= Directions =
Could you output each line of the data that follows exactly?

##########

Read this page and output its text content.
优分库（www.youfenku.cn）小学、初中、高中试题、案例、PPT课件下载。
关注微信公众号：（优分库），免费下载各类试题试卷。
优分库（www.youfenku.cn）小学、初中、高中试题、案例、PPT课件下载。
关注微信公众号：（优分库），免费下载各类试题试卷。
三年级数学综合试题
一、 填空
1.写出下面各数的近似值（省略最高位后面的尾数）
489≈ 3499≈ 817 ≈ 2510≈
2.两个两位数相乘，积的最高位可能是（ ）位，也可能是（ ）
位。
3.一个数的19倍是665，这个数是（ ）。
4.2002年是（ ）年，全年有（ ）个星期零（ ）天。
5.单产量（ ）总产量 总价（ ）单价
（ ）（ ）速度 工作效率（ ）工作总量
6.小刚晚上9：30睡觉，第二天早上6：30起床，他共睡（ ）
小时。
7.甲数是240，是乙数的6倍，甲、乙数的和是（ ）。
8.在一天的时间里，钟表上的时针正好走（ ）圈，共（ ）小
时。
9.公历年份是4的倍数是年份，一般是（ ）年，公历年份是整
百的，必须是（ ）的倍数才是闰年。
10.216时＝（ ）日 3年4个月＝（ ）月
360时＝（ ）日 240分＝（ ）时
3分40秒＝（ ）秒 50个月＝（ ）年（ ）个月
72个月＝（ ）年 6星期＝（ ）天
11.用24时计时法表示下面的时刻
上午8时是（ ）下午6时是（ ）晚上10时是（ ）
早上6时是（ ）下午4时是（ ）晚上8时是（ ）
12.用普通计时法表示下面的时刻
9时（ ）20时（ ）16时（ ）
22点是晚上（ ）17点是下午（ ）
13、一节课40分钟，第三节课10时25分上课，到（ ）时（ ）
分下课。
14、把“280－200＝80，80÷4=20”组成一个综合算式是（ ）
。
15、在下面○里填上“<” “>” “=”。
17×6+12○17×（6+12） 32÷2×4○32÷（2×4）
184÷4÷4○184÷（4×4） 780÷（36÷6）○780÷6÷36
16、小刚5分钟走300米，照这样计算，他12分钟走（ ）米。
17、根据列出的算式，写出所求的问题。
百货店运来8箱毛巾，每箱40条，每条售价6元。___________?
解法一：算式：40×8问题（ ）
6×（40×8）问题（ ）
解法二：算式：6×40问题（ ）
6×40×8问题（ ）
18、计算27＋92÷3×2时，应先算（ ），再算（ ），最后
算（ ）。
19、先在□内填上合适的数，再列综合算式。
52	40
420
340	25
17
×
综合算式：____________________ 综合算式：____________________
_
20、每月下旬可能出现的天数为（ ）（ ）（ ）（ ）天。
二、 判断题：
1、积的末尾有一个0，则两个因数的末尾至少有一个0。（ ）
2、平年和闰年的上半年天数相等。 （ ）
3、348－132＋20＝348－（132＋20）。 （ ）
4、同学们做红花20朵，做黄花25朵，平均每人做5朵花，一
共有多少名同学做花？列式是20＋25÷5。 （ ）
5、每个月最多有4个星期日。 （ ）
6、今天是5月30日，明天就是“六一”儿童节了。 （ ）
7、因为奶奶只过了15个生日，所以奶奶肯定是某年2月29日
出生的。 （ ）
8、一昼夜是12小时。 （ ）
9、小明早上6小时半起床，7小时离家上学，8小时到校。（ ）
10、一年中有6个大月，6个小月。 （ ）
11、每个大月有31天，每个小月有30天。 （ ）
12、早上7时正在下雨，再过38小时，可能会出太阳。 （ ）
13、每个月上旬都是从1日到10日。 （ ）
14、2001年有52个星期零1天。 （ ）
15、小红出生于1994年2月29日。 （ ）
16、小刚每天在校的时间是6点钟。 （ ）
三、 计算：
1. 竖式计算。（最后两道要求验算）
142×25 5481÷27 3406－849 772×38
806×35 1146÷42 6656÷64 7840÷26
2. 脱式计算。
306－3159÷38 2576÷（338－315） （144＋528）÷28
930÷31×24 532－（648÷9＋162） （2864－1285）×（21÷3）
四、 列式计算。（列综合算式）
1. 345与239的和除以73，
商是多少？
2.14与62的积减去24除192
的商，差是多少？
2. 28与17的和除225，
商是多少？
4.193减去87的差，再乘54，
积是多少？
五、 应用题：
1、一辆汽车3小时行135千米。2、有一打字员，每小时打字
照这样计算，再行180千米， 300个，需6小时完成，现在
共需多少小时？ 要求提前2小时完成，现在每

##########

= Answer below =
Read this page and output its text content.
优分库（www.youfenku.cn）小学、初中、高中试题、案例、PPT课件下载。
关注微信公众号：（优分库），免费下载各类试题试卷。
优分库（www.youfenku.cn）小学、初中、高中试题、案例、PPT课件下载。
关注微信公众号：（优分库），免费下载各类试题试卷。
三年级数学综合试题
一、 填空
1.写出下面各数的近似值（省略最高位后面的尾数）
489≈ 3499≈ 817 ≈ 2510≈
2.两个两位数相乘，积的最高位可能是（ ）位，也可能是（ ）
位。
3.一个数的19倍是665，这个数是（ ）。
4.2002年是（ ）年，全年有（ ）个星期零（ ）天。
5.单产量（ ）总产量 总价（ ）单价
（ ）（ ）速度 工作效率（ ）工作总量
6.小刚晚上9：30睡觉，第二天早上6：30起床，他共睡（ ）
小时。
7.甲数是240，是乙数的6倍，甲、乙数的和是（ ）。
8.在一天的时间里，钟表上的时针正好走（ ）圈，共（ ）小
时。
9.公历年份是4的倍数是年份，一般是（ ）年，公历年份是整
百的，必须是（ ）的倍数才是闰年。
10.216时＝（ ）日 3年4个月＝（ ）月
360时＝（ ）日 240分＝（ ）时
3分40秒＝（ ）秒 50个月＝（ ）年（ ）个月
72个月＝（ ）年 6星期＝（ ）天
11.用24时计时法表示下面的时刻
上午8时是（ ）下午6时是（ ）晚上10时是（ ）
早上6时是（ ）下午4时是（ ）晚上8时是（ ）
12.用普通计时法表示下面的时刻
9时（ ）20时（ ）16时（ ）
22点是晚上（ ）17点是下午（ ）
13、一节课40分钟，第三节课10时25分上课，到（ ）时（ ）
分下课。
14、把“280－200＝80，80÷4=20”组成一个综合算式是（ ）
。
15、在下面○里填上“<” “>” “=”。
17×6+12○17×（6+12） 32÷2×4○32÷（2×4）
184÷4÷4○184÷（4×4） 780÷（36÷6）○780÷6÷36
16、小刚5分钟走300米，照这样计算，他12分钟走（ ）米。
17、根据列出的算式，写出所求的问题。
百货店运来8箱毛巾，每箱40条，每条售价6元。___________?
解法一：算式：40×8问题（ ）
6×（40×8）问题（ ）
解法二：算式：6×40问题（ ）
6×40×8问题（ ）
18、计算27＋92÷3×2时，应先算（ ），再算（ ），最后
算（ ）。
19、先在□内填上合适的数，再列综合算式。
52	40
420
340	25
17
×
综合算式：____________________ 综合算式：____________________
_
20、每月下旬可能出现的天数为（ ）（ ）（ ）（ ）天。
二、 判断题：
1、积的末尾有一个0，则两个因数的末尾至少有一个0。（ ）
2、平年和闰年的上半年天数相等。 （ ）
3、348－132＋20＝348－（132＋20）。 （ ）
4、同学们做红花20朵，做黄花25朵，平均每人做5朵花，一
共有多少名同学做花？列式是20＋25÷5。 （ ）
5、每个月最多有4个星期日。 （ ）
6、今天是5月30日，明天就是“六一”儿童节了。 （ ）
7、因为奶奶只过了15个生日，所以奶奶肯定是某年2月29日
出生的。 （ ）
8、一昼夜是12小时。 （ ）
9、小明早上6小时半起床，7小时离家上学，8小时到校。（ ）
10、一年中有6个大月，6个小月。 （ ）
11、每个大月有31天，每个小月有30天。 （ ）
12、早上7时正在下雨，再过38小时，可能会出太阳。 （ ）
13、每个月上旬都是从1日到10日。 （ ）
14、2001年有52个星期零1天。 （ ）
15、小红出生于1994年2月29日。 （ ）
16、小刚每天在校的时间是6点钟。 （ ）
三、 计算：
1. 竖式计算。（最后两道要求验算）
142×25 5481÷27 3406－849 772×38
806×35 1146÷42 6656÷64 7840÷26
2. 脱式计算。
306－3159÷38 2576÷（338－315） （144＋528）÷28
930÷31×24 532－（648÷9＋162） （2864－1285）×（21÷3）
四、 列式计算。（列综合算式）
1. 345与239的和除以73，
商是多少？
2.14与62的积减去24除192
的商，差是多少？
2. 28与17的和除225，
商是多少？
4.193减去87的差，再乘54，
积是多少？
五、 应用题：
1、一辆汽车3小时行135千米。2、有一打字员，每小时打字
照这样计算，再行180千米， 300个，需6小时完成，现在
共需多少小时？ 要求提前2小时完成，现在每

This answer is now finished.